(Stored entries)
• • •
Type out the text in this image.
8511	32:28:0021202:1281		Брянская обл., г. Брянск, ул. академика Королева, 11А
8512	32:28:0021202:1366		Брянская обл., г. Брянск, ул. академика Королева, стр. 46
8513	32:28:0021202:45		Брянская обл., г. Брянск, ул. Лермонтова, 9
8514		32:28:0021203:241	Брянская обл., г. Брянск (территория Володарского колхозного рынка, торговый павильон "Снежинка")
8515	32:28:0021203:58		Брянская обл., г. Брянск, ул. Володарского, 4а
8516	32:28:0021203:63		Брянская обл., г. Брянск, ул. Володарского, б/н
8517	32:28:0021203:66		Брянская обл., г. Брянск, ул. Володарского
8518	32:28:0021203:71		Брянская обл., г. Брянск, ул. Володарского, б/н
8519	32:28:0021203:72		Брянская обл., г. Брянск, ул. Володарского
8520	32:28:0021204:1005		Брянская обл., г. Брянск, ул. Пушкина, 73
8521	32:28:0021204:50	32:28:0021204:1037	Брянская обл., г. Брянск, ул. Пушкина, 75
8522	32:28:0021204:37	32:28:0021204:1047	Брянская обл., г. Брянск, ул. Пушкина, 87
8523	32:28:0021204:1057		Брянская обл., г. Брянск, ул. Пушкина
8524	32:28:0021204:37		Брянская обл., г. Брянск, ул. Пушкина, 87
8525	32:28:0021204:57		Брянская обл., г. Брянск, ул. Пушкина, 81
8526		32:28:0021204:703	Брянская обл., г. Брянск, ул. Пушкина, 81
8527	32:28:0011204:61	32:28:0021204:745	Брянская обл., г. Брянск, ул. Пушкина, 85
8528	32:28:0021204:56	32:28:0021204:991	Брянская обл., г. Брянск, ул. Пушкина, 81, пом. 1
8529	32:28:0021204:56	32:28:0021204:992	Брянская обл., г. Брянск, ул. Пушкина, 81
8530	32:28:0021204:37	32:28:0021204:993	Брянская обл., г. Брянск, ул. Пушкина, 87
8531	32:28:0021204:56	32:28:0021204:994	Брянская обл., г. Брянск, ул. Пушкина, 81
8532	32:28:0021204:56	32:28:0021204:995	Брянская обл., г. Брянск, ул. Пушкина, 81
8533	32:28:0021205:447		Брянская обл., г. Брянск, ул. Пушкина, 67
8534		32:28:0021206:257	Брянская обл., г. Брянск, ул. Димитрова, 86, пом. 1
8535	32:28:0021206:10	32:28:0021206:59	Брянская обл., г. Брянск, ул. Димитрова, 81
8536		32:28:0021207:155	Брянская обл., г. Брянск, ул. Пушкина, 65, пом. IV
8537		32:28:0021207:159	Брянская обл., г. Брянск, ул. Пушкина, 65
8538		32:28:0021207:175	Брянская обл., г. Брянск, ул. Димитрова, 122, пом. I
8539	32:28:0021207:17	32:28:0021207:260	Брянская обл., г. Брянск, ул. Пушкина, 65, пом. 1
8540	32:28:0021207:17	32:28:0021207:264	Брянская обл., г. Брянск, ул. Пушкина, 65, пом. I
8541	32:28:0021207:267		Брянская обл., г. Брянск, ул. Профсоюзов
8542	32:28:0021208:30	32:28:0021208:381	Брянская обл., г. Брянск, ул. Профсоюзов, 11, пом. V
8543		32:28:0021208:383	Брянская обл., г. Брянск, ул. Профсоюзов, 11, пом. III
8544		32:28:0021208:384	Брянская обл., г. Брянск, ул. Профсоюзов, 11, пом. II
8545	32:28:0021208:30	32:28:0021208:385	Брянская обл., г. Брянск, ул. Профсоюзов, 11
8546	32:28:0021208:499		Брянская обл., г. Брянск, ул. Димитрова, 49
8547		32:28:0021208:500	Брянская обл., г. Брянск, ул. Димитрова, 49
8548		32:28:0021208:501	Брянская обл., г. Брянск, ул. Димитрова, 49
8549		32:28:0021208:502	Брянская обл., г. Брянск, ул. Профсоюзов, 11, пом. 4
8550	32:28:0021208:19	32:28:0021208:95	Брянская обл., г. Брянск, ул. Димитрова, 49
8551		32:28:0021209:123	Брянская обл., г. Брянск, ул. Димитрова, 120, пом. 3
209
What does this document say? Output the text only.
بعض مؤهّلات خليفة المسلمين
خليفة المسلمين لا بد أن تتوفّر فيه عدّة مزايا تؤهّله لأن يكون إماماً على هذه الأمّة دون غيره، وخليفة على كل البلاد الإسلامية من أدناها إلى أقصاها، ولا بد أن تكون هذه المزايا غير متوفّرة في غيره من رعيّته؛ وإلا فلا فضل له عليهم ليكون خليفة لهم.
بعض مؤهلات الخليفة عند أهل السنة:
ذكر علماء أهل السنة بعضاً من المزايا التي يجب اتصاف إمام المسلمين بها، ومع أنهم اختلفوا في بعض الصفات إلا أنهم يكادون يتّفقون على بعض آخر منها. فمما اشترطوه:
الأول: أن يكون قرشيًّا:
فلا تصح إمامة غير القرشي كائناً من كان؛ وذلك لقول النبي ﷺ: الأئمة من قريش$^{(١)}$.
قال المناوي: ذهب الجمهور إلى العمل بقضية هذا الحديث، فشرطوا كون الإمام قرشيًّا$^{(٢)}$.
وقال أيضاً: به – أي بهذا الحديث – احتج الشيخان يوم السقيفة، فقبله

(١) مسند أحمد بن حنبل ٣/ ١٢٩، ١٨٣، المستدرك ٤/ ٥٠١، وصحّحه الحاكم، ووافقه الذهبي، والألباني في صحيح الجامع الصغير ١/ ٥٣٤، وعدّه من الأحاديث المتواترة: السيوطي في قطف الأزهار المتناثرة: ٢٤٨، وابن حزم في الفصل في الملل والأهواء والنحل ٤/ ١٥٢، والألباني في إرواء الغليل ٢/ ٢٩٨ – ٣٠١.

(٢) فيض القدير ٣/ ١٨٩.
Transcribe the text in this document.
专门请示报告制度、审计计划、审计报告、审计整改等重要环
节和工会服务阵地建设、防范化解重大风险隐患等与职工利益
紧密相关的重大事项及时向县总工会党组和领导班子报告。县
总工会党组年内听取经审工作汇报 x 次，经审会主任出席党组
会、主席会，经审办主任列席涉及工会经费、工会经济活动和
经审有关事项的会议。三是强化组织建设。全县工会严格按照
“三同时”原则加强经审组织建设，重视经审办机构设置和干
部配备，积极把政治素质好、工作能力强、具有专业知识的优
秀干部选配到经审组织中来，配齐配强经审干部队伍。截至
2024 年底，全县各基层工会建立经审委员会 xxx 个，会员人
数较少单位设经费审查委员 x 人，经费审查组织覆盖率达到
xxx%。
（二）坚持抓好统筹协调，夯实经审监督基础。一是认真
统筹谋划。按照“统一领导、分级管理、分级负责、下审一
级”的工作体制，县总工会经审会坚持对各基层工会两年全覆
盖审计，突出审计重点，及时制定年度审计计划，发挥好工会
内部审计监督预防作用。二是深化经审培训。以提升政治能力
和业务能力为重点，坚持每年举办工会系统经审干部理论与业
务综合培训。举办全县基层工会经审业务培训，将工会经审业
• • •
(Your goal)
For the listing above, give the number of lines in which the string "السنة" occurs, and nothing else.

(Full answer)
2